When the string "content" appears in a line of the records, show the whole line.

--------------------

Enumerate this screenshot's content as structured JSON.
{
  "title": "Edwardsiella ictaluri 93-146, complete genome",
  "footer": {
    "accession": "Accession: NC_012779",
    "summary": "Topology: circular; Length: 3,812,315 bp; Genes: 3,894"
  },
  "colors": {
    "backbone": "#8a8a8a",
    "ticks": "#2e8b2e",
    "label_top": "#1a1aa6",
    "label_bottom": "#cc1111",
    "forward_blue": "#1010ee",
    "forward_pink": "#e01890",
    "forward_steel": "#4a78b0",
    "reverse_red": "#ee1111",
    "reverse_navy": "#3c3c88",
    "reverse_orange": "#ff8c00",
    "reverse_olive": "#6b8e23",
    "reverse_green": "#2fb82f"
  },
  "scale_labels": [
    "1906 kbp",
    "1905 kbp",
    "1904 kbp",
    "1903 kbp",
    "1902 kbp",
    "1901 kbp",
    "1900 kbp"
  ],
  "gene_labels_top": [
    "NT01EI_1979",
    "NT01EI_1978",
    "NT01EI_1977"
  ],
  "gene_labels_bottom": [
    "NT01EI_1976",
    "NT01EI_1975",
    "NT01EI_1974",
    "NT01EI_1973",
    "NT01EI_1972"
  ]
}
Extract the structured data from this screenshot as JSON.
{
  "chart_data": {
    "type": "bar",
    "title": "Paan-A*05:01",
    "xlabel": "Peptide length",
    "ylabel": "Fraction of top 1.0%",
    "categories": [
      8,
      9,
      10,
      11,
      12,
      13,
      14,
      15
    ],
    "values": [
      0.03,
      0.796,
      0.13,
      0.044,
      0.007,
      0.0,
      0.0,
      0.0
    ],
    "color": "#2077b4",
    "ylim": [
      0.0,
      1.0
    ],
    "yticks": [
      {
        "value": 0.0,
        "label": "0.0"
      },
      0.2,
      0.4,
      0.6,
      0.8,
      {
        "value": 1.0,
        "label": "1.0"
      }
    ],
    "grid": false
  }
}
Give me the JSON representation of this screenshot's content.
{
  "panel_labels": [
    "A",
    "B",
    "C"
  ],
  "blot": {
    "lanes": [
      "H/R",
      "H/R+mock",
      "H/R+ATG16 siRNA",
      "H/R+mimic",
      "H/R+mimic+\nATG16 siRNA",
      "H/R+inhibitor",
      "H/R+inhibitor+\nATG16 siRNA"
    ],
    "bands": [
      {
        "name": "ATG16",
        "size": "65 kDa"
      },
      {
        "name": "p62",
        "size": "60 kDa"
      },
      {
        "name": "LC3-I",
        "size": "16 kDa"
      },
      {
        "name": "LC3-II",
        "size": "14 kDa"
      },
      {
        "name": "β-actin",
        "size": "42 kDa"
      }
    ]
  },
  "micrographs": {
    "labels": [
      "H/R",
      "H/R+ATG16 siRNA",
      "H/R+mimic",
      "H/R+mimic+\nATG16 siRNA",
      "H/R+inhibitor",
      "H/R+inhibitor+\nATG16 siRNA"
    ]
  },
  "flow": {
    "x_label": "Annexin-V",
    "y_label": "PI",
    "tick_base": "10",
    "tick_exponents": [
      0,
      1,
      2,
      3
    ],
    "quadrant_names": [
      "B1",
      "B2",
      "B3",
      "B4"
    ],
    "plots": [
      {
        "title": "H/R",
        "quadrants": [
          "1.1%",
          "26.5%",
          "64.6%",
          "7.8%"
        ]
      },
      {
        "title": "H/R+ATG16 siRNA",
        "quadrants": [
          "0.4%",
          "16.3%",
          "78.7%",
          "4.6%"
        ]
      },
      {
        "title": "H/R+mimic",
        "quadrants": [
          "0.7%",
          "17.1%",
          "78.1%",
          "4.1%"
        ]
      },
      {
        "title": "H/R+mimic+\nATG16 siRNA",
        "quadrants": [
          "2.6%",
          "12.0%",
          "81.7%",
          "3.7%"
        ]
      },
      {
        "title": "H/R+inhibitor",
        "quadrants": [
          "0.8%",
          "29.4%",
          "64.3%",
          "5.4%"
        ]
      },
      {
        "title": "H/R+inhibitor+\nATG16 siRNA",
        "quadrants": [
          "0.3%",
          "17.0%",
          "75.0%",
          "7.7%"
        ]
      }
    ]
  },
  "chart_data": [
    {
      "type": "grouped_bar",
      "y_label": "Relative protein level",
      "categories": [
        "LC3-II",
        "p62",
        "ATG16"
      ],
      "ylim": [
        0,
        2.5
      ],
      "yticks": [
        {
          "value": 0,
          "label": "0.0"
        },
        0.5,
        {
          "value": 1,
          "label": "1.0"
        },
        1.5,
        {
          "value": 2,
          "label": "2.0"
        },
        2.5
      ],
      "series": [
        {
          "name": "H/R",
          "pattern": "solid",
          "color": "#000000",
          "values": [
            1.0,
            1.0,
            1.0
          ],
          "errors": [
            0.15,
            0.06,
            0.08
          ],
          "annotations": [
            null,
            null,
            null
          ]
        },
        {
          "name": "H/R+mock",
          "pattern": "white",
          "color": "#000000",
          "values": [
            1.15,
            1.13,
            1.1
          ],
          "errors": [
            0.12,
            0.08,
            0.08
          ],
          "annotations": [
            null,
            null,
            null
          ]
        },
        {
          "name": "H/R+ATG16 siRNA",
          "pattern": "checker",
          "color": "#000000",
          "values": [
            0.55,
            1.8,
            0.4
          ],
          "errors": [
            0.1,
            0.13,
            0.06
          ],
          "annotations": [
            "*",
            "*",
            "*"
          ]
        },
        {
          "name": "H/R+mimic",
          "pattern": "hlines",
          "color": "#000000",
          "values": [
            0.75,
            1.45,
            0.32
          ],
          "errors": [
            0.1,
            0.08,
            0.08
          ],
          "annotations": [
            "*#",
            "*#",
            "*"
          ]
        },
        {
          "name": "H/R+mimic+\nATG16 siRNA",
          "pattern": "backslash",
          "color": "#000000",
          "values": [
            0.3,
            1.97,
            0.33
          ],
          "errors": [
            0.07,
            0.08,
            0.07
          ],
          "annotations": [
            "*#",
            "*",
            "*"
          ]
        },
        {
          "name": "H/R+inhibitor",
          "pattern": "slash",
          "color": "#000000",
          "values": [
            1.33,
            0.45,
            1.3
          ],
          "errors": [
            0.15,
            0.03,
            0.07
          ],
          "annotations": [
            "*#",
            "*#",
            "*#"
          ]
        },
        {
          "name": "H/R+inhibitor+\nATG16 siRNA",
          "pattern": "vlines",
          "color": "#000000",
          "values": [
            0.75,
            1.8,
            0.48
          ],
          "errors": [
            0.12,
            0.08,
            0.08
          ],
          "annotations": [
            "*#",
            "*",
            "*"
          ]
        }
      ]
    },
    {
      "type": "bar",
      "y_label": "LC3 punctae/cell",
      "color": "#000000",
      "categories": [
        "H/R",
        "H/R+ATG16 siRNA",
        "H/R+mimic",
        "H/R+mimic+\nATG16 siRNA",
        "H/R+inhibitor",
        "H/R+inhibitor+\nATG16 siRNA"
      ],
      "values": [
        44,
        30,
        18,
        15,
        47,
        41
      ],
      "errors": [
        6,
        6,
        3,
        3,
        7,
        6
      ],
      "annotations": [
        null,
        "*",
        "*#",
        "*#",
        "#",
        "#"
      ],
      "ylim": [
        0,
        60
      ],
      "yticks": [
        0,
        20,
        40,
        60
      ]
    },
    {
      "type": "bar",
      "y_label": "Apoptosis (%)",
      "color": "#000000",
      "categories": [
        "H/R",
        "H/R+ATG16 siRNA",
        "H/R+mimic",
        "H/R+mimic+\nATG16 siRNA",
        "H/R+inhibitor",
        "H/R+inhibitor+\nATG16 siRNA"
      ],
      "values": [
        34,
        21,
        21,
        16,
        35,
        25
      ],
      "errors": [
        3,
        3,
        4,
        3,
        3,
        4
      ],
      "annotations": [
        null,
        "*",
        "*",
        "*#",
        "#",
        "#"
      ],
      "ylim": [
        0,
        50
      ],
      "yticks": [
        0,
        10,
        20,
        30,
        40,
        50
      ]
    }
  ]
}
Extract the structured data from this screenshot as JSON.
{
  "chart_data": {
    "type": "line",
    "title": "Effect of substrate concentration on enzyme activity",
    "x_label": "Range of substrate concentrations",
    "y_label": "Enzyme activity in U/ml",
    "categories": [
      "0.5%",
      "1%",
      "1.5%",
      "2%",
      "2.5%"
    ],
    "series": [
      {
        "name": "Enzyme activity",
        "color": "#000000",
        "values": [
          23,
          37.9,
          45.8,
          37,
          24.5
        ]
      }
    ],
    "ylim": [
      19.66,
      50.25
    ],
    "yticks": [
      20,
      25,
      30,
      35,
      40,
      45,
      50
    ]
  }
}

--------------------

• **Exercise response**
Enumerate this screenshot's content as structured JSON.
Give me the JSON representation of this screenshot's content.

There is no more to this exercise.